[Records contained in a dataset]
━━━━━━━━━━━━━━━━

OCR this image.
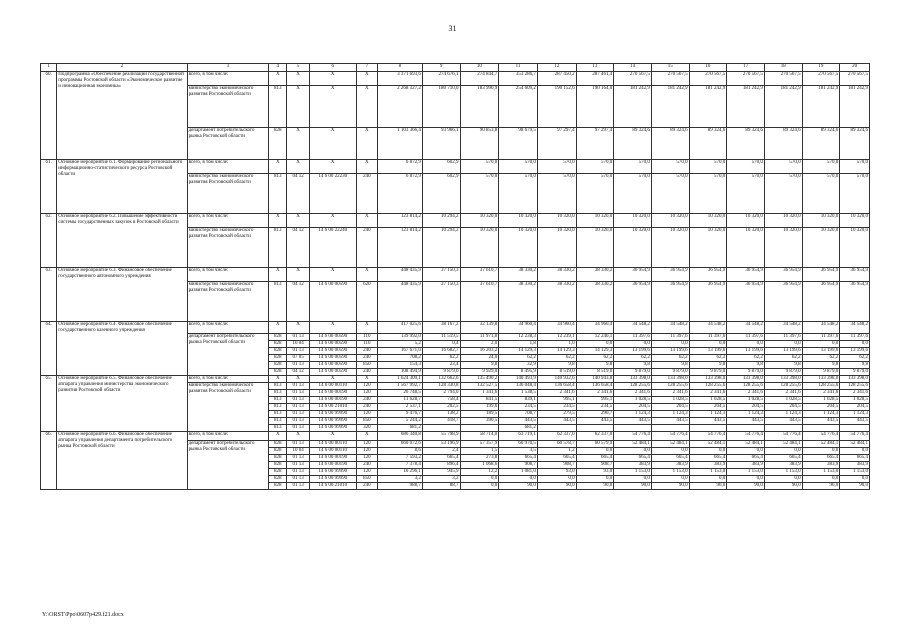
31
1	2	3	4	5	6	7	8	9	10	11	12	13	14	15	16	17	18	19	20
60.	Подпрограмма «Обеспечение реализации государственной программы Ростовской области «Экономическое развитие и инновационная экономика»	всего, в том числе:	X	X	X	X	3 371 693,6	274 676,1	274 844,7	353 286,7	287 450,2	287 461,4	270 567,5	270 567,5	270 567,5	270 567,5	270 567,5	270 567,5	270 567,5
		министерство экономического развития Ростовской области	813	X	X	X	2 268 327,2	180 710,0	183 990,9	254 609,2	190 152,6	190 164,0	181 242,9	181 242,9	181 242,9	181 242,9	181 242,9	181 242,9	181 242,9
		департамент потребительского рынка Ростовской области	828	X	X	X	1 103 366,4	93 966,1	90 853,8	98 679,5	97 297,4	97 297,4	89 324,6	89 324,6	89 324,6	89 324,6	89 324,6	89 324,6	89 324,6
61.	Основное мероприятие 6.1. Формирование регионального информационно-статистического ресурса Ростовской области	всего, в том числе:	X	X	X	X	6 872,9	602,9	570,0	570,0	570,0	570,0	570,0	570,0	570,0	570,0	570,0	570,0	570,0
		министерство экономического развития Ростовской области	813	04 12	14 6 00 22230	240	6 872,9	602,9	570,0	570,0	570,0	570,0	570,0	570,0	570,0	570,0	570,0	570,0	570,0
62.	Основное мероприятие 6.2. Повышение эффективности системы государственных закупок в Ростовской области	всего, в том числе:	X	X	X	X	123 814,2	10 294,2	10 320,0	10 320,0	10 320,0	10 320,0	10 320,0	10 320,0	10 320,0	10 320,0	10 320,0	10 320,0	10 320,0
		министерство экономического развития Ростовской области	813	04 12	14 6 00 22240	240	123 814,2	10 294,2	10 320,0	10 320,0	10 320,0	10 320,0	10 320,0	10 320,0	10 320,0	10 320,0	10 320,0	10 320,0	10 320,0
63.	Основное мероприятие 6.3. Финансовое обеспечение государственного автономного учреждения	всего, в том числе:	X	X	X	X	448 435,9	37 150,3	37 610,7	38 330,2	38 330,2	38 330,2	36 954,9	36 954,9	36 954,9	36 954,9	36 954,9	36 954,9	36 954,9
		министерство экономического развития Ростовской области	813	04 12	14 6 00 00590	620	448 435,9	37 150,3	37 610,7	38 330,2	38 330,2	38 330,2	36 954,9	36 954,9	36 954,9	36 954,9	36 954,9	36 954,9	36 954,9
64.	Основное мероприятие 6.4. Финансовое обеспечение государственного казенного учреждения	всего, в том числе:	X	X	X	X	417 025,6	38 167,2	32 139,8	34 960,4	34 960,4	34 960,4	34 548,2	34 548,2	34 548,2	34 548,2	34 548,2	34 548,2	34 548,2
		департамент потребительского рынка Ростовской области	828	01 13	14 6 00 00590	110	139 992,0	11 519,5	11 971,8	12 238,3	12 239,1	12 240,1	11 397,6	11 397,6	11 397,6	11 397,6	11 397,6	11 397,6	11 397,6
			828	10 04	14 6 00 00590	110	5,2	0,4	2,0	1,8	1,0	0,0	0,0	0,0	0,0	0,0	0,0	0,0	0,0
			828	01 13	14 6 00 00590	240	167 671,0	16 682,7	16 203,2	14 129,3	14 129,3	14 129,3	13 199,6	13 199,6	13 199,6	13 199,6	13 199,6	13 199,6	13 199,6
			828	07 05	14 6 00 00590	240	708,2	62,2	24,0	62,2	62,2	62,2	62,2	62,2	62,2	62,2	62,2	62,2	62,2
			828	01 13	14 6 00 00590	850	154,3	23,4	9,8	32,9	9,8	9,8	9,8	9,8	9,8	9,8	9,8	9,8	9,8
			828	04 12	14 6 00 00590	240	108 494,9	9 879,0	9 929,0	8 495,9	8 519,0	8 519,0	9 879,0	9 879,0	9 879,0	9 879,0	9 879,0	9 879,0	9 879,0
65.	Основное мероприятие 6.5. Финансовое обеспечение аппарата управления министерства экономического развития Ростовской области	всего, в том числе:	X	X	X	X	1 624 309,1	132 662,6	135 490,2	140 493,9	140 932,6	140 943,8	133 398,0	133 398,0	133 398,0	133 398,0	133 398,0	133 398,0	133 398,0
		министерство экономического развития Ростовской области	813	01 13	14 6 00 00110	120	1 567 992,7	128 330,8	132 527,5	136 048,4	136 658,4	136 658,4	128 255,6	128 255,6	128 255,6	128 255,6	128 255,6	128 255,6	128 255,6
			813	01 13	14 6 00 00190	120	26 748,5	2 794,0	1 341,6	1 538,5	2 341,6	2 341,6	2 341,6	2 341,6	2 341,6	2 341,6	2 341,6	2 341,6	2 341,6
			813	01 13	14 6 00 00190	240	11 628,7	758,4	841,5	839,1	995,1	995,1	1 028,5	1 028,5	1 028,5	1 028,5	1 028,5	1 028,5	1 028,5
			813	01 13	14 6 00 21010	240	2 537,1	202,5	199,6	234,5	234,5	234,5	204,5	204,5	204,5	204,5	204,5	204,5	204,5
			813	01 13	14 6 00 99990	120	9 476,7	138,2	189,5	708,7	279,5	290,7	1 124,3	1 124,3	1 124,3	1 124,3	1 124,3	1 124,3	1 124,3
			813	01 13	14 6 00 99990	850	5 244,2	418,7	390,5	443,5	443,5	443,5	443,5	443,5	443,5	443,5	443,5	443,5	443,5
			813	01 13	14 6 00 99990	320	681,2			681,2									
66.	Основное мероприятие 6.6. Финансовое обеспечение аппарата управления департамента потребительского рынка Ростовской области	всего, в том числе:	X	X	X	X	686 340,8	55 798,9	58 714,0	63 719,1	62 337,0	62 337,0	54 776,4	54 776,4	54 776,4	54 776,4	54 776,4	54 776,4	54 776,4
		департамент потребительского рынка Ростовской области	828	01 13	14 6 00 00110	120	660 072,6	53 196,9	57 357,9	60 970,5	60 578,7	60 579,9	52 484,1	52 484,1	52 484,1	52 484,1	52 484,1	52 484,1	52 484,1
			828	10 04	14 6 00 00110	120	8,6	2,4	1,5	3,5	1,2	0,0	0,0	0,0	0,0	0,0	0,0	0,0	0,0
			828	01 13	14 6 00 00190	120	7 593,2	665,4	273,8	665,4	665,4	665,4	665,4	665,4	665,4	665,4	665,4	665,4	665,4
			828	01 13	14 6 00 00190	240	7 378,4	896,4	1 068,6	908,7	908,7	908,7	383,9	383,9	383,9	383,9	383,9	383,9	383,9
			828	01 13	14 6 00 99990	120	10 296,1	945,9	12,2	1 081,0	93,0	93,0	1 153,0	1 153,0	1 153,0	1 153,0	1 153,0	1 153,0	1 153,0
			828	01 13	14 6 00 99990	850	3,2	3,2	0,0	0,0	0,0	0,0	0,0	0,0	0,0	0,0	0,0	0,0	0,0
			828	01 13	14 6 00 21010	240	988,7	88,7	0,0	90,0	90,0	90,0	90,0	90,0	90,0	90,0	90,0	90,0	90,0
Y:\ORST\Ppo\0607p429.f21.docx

━━━━━━━━━━━━━━━━

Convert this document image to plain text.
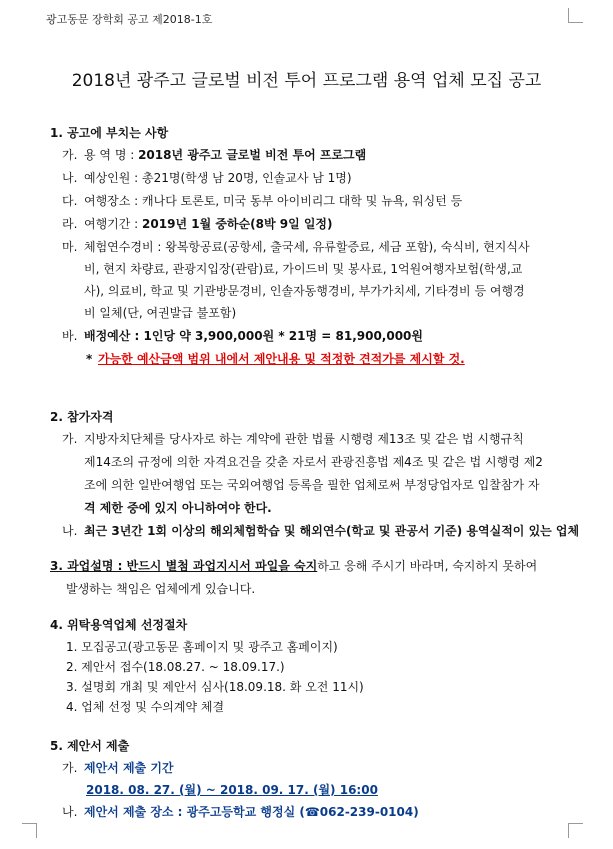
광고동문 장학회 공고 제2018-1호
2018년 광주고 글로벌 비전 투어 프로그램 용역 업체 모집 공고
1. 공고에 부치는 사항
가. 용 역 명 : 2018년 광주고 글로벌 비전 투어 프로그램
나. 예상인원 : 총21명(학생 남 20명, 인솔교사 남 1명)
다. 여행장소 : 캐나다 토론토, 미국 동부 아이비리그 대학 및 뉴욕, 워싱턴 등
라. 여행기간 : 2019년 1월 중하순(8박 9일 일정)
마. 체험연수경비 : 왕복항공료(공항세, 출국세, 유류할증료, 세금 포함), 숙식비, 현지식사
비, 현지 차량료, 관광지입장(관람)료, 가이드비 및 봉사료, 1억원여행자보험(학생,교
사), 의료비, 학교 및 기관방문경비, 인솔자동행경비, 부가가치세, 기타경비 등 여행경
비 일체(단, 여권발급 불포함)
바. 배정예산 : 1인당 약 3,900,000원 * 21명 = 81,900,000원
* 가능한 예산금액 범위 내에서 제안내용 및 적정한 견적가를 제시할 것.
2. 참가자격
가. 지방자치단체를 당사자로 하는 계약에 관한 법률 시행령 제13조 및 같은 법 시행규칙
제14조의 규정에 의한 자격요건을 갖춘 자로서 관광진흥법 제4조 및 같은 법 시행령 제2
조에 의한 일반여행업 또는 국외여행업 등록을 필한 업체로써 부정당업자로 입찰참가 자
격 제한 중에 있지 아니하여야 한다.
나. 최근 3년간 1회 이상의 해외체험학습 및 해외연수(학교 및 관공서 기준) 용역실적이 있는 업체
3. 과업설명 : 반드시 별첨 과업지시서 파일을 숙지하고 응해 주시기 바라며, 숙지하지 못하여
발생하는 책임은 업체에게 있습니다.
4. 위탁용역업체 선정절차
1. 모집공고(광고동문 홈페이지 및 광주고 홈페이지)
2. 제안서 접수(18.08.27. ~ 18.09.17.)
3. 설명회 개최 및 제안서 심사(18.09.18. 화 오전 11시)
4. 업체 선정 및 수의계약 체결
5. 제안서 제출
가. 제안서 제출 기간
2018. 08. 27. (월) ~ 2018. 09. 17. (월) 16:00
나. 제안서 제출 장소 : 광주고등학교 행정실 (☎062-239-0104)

━━━━━━━━━━━━━━━━

YOUR OBJECTIVE: State how many lines above include the word "프로그램", and nothing more.

RESPONSE FOR THIS EXERCISE: 2